— Start MATERIALS PROVIDED —

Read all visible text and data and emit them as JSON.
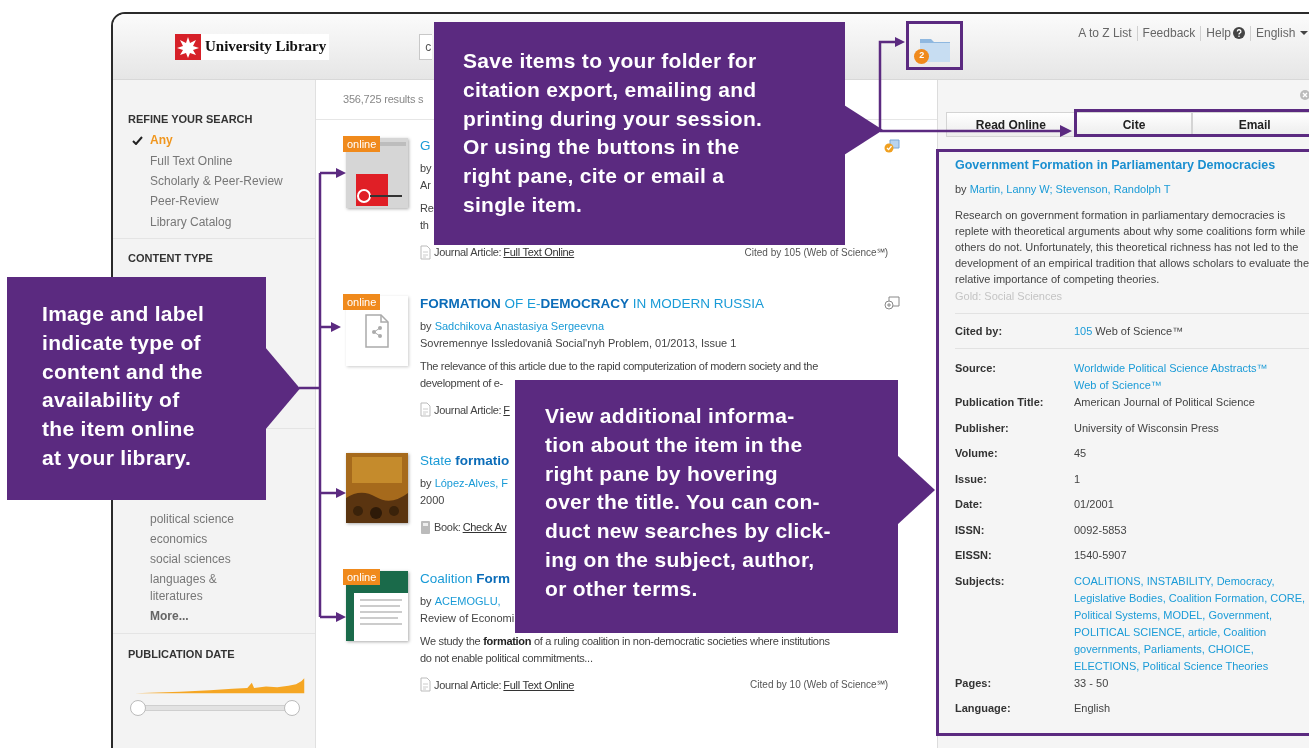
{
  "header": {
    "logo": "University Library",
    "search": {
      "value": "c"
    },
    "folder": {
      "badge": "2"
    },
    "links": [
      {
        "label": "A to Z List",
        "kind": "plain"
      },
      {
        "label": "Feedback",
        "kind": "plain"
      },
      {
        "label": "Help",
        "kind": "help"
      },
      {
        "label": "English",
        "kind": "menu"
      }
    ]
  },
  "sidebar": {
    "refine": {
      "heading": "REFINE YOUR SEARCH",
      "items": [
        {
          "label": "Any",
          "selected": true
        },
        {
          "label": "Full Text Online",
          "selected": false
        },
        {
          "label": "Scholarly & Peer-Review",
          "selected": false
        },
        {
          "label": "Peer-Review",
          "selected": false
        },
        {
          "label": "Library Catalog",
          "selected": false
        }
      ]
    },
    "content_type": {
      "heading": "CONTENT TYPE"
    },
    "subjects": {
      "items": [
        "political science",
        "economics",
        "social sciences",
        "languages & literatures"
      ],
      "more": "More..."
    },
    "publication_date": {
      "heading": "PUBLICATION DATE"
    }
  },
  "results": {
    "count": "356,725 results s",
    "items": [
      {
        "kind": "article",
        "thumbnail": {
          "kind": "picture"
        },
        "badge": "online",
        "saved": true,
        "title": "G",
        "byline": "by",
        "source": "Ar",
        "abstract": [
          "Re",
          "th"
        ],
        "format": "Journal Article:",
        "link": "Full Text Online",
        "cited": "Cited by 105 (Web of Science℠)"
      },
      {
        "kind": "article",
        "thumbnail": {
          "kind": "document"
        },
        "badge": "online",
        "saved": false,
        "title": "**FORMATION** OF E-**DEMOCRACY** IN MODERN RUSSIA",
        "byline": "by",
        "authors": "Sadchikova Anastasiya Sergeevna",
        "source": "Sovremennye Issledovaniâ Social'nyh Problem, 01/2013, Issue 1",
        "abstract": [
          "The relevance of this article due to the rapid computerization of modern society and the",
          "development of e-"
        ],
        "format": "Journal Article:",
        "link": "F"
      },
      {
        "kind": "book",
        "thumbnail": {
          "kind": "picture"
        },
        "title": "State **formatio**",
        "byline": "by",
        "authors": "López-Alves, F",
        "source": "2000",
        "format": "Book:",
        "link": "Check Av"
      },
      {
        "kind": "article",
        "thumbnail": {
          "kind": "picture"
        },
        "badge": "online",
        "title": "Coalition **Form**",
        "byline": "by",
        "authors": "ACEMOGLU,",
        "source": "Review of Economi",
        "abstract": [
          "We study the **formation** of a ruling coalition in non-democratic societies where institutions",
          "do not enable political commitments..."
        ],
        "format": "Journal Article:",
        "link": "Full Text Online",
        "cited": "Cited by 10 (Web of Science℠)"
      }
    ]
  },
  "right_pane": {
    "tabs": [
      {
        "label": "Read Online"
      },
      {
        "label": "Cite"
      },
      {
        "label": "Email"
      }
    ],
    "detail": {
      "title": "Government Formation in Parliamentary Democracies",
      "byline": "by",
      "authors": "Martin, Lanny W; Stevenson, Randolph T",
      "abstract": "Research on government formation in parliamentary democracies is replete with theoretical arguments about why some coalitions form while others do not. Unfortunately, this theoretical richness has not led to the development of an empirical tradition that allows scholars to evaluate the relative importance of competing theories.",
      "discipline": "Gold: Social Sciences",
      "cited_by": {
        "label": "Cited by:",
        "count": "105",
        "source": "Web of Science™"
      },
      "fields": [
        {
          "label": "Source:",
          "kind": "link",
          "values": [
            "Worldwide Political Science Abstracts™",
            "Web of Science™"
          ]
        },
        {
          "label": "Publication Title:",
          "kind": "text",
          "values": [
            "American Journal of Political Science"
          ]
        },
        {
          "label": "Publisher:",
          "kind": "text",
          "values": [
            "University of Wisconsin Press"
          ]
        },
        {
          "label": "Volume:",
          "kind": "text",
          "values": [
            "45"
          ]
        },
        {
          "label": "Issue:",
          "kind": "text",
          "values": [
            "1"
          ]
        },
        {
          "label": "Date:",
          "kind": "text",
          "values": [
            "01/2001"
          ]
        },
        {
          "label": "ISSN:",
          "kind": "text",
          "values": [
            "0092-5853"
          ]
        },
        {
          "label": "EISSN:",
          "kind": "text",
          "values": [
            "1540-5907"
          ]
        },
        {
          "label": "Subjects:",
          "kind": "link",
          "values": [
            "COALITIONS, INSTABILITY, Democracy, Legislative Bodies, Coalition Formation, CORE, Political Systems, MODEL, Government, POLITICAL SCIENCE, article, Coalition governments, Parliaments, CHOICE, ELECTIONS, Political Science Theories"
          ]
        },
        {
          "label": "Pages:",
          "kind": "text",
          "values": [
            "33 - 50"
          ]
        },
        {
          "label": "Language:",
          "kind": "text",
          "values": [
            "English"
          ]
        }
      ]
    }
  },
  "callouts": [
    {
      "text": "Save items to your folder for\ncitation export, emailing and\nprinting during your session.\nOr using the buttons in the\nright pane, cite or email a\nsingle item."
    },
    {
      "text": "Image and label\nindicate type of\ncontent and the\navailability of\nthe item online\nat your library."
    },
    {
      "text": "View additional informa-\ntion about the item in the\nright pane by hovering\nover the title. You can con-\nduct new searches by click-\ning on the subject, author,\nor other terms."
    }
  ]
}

— End MATERIALS PROVIDED —
— Start MATERIALS PROVIDED —

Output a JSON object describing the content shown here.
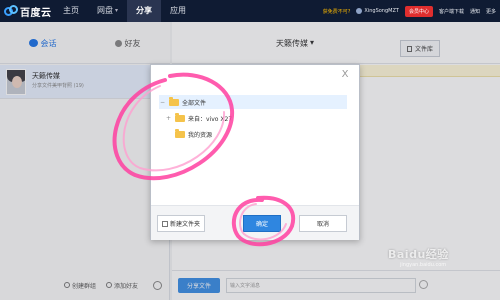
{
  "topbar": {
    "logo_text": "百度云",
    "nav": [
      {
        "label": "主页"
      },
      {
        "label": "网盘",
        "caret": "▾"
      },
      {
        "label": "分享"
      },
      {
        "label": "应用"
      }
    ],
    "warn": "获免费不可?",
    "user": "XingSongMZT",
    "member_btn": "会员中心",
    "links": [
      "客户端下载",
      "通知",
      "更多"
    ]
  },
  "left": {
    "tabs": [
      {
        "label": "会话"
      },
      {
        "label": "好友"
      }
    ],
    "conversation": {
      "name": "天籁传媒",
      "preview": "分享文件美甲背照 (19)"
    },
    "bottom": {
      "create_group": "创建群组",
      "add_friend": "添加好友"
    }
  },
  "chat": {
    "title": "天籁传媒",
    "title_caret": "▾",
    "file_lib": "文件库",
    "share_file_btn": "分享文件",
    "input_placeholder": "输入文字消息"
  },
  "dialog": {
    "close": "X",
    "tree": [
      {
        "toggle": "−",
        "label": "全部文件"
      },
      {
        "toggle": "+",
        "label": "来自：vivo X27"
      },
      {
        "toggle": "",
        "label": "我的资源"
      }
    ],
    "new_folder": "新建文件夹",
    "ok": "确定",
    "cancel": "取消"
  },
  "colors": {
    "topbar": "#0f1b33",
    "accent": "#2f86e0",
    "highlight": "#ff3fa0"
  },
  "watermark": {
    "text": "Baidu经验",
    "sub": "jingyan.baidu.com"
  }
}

— End MATERIALS PROVIDED —

* TASK PROMPT
Count the lines of the material that include the word "items", then report only the total.

* EXERCISE RESULT
4